Problem: Give a verbatim quotation of every record.

Available records:

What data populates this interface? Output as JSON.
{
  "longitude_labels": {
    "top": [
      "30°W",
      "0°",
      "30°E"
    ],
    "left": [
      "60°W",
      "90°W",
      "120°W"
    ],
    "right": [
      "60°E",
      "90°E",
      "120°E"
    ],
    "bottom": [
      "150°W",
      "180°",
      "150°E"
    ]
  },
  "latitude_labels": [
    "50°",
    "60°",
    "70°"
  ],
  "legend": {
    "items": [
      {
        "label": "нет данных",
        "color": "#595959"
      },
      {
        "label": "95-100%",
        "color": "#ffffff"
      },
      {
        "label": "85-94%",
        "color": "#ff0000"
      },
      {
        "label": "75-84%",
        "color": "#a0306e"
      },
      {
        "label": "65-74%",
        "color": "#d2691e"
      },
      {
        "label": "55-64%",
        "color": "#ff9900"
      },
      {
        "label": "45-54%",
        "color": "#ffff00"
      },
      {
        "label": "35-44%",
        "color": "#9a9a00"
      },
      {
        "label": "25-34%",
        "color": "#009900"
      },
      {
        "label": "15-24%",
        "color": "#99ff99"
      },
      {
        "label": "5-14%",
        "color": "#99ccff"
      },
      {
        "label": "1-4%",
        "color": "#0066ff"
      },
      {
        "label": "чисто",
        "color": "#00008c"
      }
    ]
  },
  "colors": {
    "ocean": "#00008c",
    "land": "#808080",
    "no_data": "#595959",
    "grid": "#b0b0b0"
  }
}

Result of this task:
What data populates this interface? Output as JSON.
{
  "longitude_labels": {
    "top": [
      "30°W",
      "0°",
      "30°E"
    ],
    "left": [
      "60°W",
      "90°W",
      "120°W"
    ],
    "right": [
      "60°E",
      "90°E",
      "120°E"
    ],
    "bottom": [
      "150°W",
      "180°",
      "150°E"
    ]
  },
  "latitude_labels": [
    "50°",
    "60°",
    "70°"
  ],
  "legend": {
    "items": [
      {
        "label": "нет данных",
        "color": "#595959"
      },
      {
        "label": "95-100%",
        "color": "#ffffff"
      },
      {
        "label": "85-94%",
        "color": "#ff0000"
      },
      {
        "label": "75-84%",
        "color": "#a0306e"
      },
      {
        "label": "65-74%",
        "color": "#d2691e"
      },
      {
        "label": "55-64%",
        "color": "#ff9900"
      },
      {
        "label": "45-54%",
        "color": "#ffff00"
      },
      {
        "label": "35-44%",
        "color": "#9a9a00"
      },
      {
        "label": "25-34%",
        "color": "#009900"
      },
      {
        "label": "15-24%",
        "color": "#99ff99"
      },
      {
        "label": "5-14%",
        "color": "#99ccff"
      },
      {
        "label": "1-4%",
        "color": "#0066ff"
      },
      {
        "label": "чисто",
        "color": "#00008c"
      }
    ]
  },
  "colors": {
    "ocean": "#00008c",
    "land": "#808080",
    "no_data": "#595959",
    "grid": "#b0b0b0"
  }
}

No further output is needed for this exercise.